Exercise prompt
Within this material, how many lines have the string "muscular" in them? The answer is a number, with nothing added.

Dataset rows
____

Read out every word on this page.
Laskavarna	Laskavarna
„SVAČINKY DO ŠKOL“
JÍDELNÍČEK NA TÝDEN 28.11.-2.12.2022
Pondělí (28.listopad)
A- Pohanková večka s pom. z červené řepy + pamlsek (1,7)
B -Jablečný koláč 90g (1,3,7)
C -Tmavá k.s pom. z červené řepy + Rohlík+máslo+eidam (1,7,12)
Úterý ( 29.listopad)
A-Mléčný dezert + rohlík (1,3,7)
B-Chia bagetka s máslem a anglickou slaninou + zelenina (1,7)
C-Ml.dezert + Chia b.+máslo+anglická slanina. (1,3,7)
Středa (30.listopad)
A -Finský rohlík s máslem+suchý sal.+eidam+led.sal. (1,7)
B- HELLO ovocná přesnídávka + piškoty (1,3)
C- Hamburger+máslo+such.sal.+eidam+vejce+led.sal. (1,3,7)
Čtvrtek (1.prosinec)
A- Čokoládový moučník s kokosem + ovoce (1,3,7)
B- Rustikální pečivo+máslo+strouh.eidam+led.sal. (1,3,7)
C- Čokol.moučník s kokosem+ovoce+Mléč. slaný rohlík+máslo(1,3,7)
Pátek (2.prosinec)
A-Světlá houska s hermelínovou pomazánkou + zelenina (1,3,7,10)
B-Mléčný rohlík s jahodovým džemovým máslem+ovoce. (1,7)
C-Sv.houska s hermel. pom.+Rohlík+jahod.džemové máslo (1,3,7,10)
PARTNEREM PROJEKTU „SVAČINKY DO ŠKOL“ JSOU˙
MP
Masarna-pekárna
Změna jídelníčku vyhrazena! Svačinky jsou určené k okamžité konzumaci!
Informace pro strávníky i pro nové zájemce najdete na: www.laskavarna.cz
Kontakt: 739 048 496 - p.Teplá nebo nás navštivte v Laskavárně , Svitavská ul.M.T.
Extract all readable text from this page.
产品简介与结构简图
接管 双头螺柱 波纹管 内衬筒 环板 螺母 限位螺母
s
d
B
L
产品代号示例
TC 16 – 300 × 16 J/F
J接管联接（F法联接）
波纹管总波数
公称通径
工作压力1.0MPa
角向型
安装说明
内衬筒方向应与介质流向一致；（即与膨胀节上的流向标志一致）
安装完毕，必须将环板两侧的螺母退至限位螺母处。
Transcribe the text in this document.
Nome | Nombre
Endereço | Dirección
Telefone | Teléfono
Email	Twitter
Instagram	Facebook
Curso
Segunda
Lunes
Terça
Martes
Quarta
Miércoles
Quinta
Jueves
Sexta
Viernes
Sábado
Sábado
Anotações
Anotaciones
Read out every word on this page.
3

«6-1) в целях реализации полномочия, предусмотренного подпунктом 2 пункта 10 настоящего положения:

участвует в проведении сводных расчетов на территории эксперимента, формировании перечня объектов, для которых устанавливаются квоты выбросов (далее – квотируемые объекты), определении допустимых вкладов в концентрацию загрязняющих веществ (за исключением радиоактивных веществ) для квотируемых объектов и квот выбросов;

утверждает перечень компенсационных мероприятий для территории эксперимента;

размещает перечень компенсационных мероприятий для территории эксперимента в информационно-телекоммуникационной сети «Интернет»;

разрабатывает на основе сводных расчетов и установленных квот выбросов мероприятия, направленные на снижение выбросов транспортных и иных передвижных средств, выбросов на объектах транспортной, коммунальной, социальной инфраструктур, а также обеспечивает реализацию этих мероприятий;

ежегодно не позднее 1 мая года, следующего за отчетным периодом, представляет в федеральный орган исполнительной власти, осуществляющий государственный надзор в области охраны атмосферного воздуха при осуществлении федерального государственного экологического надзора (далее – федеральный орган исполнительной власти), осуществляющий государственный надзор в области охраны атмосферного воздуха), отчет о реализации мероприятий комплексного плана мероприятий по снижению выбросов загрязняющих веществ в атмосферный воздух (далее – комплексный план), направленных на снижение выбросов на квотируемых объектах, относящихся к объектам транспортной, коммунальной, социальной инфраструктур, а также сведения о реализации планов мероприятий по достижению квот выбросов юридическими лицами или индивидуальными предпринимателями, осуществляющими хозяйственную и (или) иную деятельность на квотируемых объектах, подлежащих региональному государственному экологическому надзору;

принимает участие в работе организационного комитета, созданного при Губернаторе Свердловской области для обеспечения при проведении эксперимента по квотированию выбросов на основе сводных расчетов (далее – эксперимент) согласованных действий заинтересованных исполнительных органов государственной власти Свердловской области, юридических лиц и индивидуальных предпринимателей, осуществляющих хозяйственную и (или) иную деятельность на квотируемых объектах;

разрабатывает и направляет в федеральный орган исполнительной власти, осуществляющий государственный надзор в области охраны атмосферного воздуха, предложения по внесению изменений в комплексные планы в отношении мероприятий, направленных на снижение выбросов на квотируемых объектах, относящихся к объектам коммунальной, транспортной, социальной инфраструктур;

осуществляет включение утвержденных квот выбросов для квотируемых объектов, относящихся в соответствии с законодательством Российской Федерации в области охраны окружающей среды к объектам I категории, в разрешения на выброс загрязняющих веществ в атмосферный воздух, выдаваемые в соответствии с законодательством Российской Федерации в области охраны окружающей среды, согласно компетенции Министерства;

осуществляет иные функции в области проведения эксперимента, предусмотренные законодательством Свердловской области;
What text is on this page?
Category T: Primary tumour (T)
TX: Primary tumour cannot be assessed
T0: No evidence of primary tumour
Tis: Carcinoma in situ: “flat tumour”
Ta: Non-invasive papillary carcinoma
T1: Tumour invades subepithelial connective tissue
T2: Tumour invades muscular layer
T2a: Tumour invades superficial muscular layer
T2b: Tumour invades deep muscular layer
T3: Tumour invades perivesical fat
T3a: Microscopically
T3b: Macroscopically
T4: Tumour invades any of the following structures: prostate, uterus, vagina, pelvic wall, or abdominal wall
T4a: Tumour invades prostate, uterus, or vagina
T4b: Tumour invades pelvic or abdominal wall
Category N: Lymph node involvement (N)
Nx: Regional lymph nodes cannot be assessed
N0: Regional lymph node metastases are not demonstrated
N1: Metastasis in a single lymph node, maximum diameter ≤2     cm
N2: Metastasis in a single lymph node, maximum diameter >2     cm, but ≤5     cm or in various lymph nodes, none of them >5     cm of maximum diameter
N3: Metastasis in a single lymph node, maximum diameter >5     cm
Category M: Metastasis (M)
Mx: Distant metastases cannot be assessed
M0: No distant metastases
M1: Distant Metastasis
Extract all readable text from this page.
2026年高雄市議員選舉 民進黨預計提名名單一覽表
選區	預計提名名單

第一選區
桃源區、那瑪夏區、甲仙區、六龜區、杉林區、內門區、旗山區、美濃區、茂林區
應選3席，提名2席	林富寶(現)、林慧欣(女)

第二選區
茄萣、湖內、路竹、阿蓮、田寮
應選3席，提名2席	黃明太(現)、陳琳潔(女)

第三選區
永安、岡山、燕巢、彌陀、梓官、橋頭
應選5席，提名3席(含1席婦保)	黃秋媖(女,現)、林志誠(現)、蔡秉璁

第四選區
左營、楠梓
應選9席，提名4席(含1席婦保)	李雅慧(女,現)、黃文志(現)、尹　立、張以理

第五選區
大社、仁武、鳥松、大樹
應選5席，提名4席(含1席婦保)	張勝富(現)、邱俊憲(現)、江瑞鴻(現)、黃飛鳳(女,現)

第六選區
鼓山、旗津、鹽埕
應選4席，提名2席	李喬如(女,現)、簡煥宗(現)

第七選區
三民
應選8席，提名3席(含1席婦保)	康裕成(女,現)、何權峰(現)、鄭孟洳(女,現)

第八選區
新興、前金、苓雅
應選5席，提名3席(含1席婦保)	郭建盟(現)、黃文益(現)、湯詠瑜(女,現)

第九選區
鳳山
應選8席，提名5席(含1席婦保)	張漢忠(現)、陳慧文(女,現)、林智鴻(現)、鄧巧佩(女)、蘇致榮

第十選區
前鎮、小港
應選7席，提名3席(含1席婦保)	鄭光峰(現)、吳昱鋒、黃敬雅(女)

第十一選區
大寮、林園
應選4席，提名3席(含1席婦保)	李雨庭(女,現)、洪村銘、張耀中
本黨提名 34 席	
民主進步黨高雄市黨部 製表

____

Task response
3